Task instructions: Reproduce this listing in full.

Data excerpts:
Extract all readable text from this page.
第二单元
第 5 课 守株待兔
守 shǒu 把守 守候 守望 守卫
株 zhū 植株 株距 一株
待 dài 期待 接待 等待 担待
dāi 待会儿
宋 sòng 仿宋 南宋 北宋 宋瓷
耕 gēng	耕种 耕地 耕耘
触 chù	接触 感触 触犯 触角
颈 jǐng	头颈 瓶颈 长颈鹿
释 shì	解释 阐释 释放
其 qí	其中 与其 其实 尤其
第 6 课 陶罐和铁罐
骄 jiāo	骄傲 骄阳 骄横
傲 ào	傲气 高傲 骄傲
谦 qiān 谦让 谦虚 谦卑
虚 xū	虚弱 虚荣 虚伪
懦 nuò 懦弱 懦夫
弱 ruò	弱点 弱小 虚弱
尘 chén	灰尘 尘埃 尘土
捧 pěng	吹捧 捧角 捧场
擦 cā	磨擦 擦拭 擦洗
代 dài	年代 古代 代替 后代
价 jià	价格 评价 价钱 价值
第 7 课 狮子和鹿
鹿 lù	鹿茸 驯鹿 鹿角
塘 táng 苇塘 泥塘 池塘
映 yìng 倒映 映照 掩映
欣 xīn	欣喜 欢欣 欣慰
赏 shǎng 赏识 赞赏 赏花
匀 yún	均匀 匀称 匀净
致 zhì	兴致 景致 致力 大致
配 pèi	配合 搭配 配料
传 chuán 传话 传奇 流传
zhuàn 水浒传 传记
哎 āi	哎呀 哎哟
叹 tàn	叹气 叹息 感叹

Worked solution:
Extract all readable text from this page.
第二单元
第 5 课 守株待兔
守 shǒu 把守 守候 守望 守卫
株 zhū 植株 株距 一株
待 dài 期待 接待 等待 担待
dāi 待会儿
宋 sòng 仿宋 南宋 北宋 宋瓷
耕 gēng	耕种 耕地 耕耘
触 chù	接触 感触 触犯 触角
颈 jǐng	头颈 瓶颈 长颈鹿
释 shì	解释 阐释 释放
其 qí	其中 与其 其实 尤其
第 6 课 陶罐和铁罐
骄 jiāo	骄傲 骄阳 骄横
傲 ào	傲气 高傲 骄傲
谦 qiān 谦让 谦虚 谦卑
虚 xū	虚弱 虚荣 虚伪
懦 nuò 懦弱 懦夫
弱 ruò	弱点 弱小 虚弱
尘 chén	灰尘 尘埃 尘土
捧 pěng	吹捧 捧角 捧场
擦 cā	磨擦 擦拭 擦洗
代 dài	年代 古代 代替 后代
价 jià	价格 评价 价钱 价值
第 7 课 狮子和鹿
鹿 lù	鹿茸 驯鹿 鹿角
塘 táng 苇塘 泥塘 池塘
映 yìng 倒映 映照 掩映
欣 xīn	欣喜 欢欣 欣慰
赏 shǎng 赏识 赞赏 赏花
匀 yún	均匀 匀称 匀净
致 zhì	兴致 景致 致力 大致
配 pèi	配合 搭配 配料
传 chuán 传话 传奇 流传
zhuàn 水浒传 传记
哎 āi	哎呀 哎哟
叹 tàn	叹气 叹息 感叹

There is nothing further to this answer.